WORK TO DO>
Write out each line beneath this one exactly as it reads.
-- Begin DATASET RECORDS --
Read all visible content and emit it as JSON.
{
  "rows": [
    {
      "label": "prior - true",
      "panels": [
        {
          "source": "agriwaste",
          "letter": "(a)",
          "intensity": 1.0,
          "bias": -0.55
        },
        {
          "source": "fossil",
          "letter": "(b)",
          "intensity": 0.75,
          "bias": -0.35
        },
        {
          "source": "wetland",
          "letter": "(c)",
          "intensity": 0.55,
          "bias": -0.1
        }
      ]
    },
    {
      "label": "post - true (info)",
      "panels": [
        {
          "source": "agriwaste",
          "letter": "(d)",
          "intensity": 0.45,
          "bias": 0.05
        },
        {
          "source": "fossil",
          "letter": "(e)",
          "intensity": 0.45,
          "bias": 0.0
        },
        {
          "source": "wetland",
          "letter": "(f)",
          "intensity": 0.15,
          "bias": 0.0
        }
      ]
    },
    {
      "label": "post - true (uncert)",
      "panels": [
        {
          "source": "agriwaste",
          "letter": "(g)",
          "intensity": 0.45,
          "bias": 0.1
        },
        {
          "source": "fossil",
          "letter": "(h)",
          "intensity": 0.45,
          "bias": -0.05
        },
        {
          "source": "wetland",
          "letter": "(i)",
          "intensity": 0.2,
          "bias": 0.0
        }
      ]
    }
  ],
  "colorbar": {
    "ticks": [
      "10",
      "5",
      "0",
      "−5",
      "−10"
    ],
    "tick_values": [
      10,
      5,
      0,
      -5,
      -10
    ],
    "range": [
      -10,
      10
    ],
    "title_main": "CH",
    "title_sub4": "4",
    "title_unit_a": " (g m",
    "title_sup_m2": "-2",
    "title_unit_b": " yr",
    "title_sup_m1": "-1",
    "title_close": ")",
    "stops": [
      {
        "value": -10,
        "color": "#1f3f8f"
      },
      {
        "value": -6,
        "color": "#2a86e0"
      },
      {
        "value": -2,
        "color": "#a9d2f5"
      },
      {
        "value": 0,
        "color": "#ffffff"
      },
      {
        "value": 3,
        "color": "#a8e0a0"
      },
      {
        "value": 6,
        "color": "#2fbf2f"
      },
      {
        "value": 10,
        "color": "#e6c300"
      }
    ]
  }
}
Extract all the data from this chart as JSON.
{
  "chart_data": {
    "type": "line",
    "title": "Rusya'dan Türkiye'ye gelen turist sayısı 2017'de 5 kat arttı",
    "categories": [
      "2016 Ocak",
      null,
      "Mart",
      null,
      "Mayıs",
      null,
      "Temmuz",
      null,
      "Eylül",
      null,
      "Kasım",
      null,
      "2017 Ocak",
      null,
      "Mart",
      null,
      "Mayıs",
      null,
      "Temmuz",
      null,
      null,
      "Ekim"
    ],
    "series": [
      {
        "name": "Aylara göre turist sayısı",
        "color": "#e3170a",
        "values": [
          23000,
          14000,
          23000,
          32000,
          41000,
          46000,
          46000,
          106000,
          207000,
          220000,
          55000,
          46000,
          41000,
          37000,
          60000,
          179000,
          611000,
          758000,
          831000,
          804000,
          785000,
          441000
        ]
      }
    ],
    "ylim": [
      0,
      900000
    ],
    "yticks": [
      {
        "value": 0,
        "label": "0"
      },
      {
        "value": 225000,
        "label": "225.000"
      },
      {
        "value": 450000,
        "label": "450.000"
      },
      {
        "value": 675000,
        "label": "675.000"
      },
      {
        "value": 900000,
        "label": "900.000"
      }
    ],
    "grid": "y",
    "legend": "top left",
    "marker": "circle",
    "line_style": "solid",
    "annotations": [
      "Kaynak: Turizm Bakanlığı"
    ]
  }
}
-- End DATASET RECORDS --
TASK OUTPUT>
Read all visible content and emit it as JSON.
{
  "rows": [
    {
      "label": "prior - true",
      "panels": [
        {
          "source": "agriwaste",
          "letter": "(a)",
          "intensity": 1.0,
          "bias": -0.55
        },
        {
          "source": "fossil",
          "letter": "(b)",
          "intensity": 0.75,
          "bias": -0.35
        },
        {
          "source": "wetland",
          "letter": "(c)",
          "intensity": 0.55,
          "bias": -0.1
        }
      ]
    },
    {
      "label": "post - true (info)",
      "panels": [
        {
          "source": "agriwaste",
          "letter": "(d)",
          "intensity": 0.45,
          "bias": 0.05
        },
        {
          "source": "fossil",
          "letter": "(e)",
          "intensity": 0.45,
          "bias": 0.0
        },
        {
          "source": "wetland",
          "letter": "(f)",
          "intensity": 0.15,
          "bias": 0.0
        }
      ]
    },
    {
      "label": "post - true (uncert)",
      "panels": [
        {
          "source": "agriwaste",
          "letter": "(g)",
          "intensity": 0.45,
          "bias": 0.1
        },
        {
          "source": "fossil",
          "letter": "(h)",
          "intensity": 0.45,
          "bias": -0.05
        },
        {
          "source": "wetland",
          "letter": "(i)",
          "intensity": 0.2,
          "bias": 0.0
        }
      ]
    }
  ],
  "colorbar": {
    "ticks": [
      "10",
      "5",
      "0",
      "−5",
      "−10"
    ],
    "tick_values": [
      10,
      5,
      0,
      -5,
      -10
    ],
    "range": [
      -10,
      10
    ],
    "title_main": "CH",
    "title_sub4": "4",
    "title_unit_a": " (g m",
    "title_sup_m2": "-2",
    "title_unit_b": " yr",
    "title_sup_m1": "-1",
    "title_close": ")",
    "stops": [
      {
        "value": -10,
        "color": "#1f3f8f"
      },
      {
        "value": -6,
        "color": "#2a86e0"
      },
      {
        "value": -2,
        "color": "#a9d2f5"
      },
      {
        "value": 0,
        "color": "#ffffff"
      },
      {
        "value": 3,
        "color": "#a8e0a0"
      },
      {
        "value": 6,
        "color": "#2fbf2f"
      },
      {
        "value": 10,
        "color": "#e6c300"
      }
    ]
  }
}
Extract all the data from this chart as JSON.
{
  "chart_data": {
    "type": "line",
    "title": "Rusya'dan Türkiye'ye gelen turist sayısı 2017'de 5 kat arttı",
    "categories": [
      "2016 Ocak",
      null,
      "Mart",
      null,
      "Mayıs",
      null,
      "Temmuz",
      null,
      "Eylül",
      null,
      "Kasım",
      null,
      "2017 Ocak",
      null,
      "Mart",
      null,
      "Mayıs",
      null,
      "Temmuz",
      null,
      null,
      "Ekim"
    ],
    "series": [
      {
        "name": "Aylara göre turist sayısı",
        "color": "#e3170a",
        "values": [
          23000,
          14000,
          23000,
          32000,
          41000,
          46000,
          46000,
          106000,
          207000,
          220000,
          55000,
          46000,
          41000,
          37000,
          60000,
          179000,
          611000,
          758000,
          831000,
          804000,
          785000,
          441000
        ]
      }
    ],
    "ylim": [
      0,
      900000
    ],
    "yticks": [
      {
        "value": 0,
        "label": "0"
      },
      {
        "value": 225000,
        "label": "225.000"
      },
      {
        "value": 450000,
        "label": "450.000"
      },
      {
        "value": 675000,
        "label": "675.000"
      },
      {
        "value": 900000,
        "label": "900.000"
      }
    ],
    "grid": "y",
    "legend": "top left",
    "marker": "circle",
    "line_style": "solid",
    "annotations": [
      "Kaynak: Turizm Bakanlığı"
    ]
  }
}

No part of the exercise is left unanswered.